- MATERIAL -
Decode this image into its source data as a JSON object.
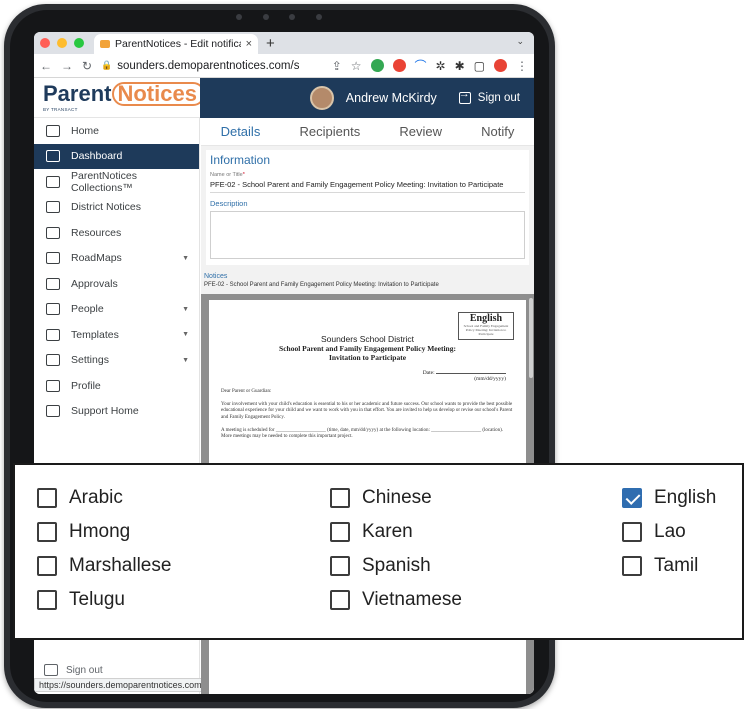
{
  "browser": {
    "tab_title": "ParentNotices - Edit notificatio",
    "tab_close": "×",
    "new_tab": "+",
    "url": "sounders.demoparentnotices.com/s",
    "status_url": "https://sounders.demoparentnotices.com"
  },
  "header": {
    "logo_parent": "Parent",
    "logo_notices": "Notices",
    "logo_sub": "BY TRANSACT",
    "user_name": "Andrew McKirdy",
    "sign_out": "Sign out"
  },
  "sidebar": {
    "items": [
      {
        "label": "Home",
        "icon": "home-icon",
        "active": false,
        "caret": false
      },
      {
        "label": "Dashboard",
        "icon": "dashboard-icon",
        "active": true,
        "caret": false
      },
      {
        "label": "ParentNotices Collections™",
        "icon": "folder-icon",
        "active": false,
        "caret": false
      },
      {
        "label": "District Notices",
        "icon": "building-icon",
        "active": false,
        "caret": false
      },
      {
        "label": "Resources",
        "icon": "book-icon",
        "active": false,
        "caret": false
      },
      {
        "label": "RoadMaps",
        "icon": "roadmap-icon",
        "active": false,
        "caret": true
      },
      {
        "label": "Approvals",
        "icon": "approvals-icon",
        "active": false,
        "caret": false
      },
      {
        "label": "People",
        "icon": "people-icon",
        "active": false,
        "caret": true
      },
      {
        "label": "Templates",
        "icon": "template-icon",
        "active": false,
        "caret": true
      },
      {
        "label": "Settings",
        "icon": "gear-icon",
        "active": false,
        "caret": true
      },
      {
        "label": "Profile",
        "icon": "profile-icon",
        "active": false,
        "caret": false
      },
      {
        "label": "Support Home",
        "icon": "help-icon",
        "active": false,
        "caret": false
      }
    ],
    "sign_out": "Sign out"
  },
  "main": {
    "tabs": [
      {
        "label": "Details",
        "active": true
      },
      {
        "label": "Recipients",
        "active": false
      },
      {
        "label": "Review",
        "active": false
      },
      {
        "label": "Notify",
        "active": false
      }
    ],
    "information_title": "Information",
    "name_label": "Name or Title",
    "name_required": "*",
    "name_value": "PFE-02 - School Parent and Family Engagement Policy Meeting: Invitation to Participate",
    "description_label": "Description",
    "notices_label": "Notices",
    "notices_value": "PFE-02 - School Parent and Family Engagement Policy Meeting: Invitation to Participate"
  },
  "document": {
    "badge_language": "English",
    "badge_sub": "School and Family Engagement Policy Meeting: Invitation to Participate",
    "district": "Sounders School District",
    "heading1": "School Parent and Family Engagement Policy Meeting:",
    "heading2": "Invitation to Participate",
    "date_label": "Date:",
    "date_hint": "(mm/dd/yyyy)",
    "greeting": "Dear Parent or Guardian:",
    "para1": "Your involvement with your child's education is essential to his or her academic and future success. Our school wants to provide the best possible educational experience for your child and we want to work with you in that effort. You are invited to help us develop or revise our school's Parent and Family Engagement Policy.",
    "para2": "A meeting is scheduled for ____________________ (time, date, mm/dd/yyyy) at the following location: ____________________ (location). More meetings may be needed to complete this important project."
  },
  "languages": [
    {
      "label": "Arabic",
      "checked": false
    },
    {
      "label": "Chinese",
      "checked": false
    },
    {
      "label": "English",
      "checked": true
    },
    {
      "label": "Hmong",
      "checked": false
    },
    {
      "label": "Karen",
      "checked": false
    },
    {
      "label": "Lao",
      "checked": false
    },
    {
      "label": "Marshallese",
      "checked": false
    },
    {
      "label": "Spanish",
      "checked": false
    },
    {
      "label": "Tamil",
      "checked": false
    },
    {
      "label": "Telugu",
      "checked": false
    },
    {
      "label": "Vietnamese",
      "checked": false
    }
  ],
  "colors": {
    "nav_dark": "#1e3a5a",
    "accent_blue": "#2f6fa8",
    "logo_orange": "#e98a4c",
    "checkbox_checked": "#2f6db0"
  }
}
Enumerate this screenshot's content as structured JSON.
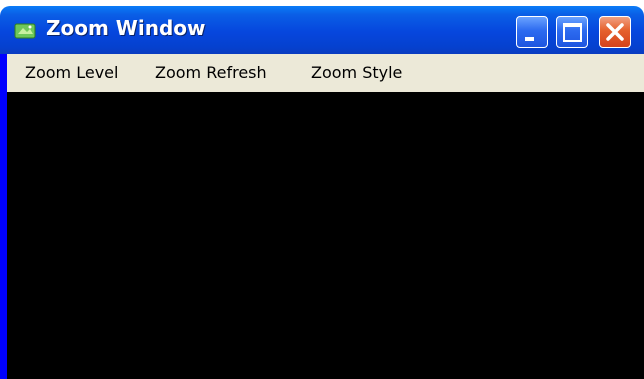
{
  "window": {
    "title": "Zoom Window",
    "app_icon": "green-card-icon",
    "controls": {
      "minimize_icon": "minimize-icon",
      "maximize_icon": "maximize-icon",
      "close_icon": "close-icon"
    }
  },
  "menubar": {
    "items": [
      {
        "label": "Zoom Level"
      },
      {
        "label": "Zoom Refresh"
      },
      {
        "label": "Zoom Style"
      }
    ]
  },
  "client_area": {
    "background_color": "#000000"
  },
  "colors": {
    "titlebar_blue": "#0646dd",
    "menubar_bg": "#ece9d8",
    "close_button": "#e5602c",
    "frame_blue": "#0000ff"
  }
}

- TASK PROMPT -
Transcribe the preceding listing in its entirety and with exact wording, leaving out pictures.

- WORKED ANSWER -
Decode this image into its source data as a JSON object.
{
  "browser": {
    "tab_title": "ParentNotices - Edit notificatio",
    "tab_close": "×",
    "new_tab": "+",
    "url": "sounders.demoparentnotices.com/s",
    "status_url": "https://sounders.demoparentnotices.com"
  },
  "header": {
    "logo_parent": "Parent",
    "logo_notices": "Notices",
    "logo_sub": "BY TRANSACT",
    "user_name": "Andrew McKirdy",
    "sign_out": "Sign out"
  },
  "sidebar": {
    "items": [
      {
        "label": "Home",
        "icon": "home-icon",
        "active": false,
        "caret": false
      },
      {
        "label": "Dashboard",
        "icon": "dashboard-icon",
        "active": true,
        "caret": false
      },
      {
        "label": "ParentNotices Collections™",
        "icon": "folder-icon",
        "active": false,
        "caret": false
      },
      {
        "label": "District Notices",
        "icon": "building-icon",
        "active": false,
        "caret": false
      },
      {
        "label": "Resources",
        "icon": "book-icon",
        "active": false,
        "caret": false
      },
      {
        "label": "RoadMaps",
        "icon": "roadmap-icon",
        "active": false,
        "caret": true
      },
      {
        "label": "Approvals",
        "icon": "approvals-icon",
        "active": false,
        "caret": false
      },
      {
        "label": "People",
        "icon": "people-icon",
        "active": false,
        "caret": true
      },
      {
        "label": "Templates",
        "icon": "template-icon",
        "active": false,
        "caret": true
      },
      {
        "label": "Settings",
        "icon": "gear-icon",
        "active": false,
        "caret": true
      },
      {
        "label": "Profile",
        "icon": "profile-icon",
        "active": false,
        "caret": false
      },
      {
        "label": "Support Home",
        "icon": "help-icon",
        "active": false,
        "caret": false
      }
    ],
    "sign_out": "Sign out"
  },
  "main": {
    "tabs": [
      {
        "label": "Details",
        "active": true
      },
      {
        "label": "Recipients",
        "active": false
      },
      {
        "label": "Review",
        "active": false
      },
      {
        "label": "Notify",
        "active": false
      }
    ],
    "information_title": "Information",
    "name_label": "Name or Title",
    "name_required": "*",
    "name_value": "PFE-02 - School Parent and Family Engagement Policy Meeting: Invitation to Participate",
    "description_label": "Description",
    "notices_label": "Notices",
    "notices_value": "PFE-02 - School Parent and Family Engagement Policy Meeting: Invitation to Participate"
  },
  "document": {
    "badge_language": "English",
    "badge_sub": "School and Family Engagement Policy Meeting: Invitation to Participate",
    "district": "Sounders School District",
    "heading1": "School Parent and Family Engagement Policy Meeting:",
    "heading2": "Invitation to Participate",
    "date_label": "Date:",
    "date_hint": "(mm/dd/yyyy)",
    "greeting": "Dear Parent or Guardian:",
    "para1": "Your involvement with your child's education is essential to his or her academic and future success. Our school wants to provide the best possible educational experience for your child and we want to work with you in that effort. You are invited to help us develop or revise our school's Parent and Family Engagement Policy.",
    "para2": "A meeting is scheduled for ____________________ (time, date, mm/dd/yyyy) at the following location: ____________________ (location). More meetings may be needed to complete this important project."
  },
  "languages": [
    {
      "label": "Arabic",
      "checked": false
    },
    {
      "label": "Chinese",
      "checked": false
    },
    {
      "label": "English",
      "checked": true
    },
    {
      "label": "Hmong",
      "checked": false
    },
    {
      "label": "Karen",
      "checked": false
    },
    {
      "label": "Lao",
      "checked": false
    },
    {
      "label": "Marshallese",
      "checked": false
    },
    {
      "label": "Spanish",
      "checked": false
    },
    {
      "label": "Tamil",
      "checked": false
    },
    {
      "label": "Telugu",
      "checked": false
    },
    {
      "label": "Vietnamese",
      "checked": false
    }
  ],
  "colors": {
    "nav_dark": "#1e3a5a",
    "accent_blue": "#2f6fa8",
    "logo_orange": "#e98a4c",
    "checkbox_checked": "#2f6db0"
  }
}
Enumerate this screenshot's content as structured JSON.
{
  "window": {
    "title": "Zoom Window",
    "app_icon": "green-card-icon",
    "controls": {
      "minimize_icon": "minimize-icon",
      "maximize_icon": "maximize-icon",
      "close_icon": "close-icon"
    }
  },
  "menubar": {
    "items": [
      {
        "label": "Zoom Level"
      },
      {
        "label": "Zoom Refresh"
      },
      {
        "label": "Zoom Style"
      }
    ]
  },
  "client_area": {
    "background_color": "#000000"
  },
  "colors": {
    "titlebar_blue": "#0646dd",
    "menubar_bg": "#ece9d8",
    "close_button": "#e5602c",
    "frame_blue": "#0000ff"
  }
}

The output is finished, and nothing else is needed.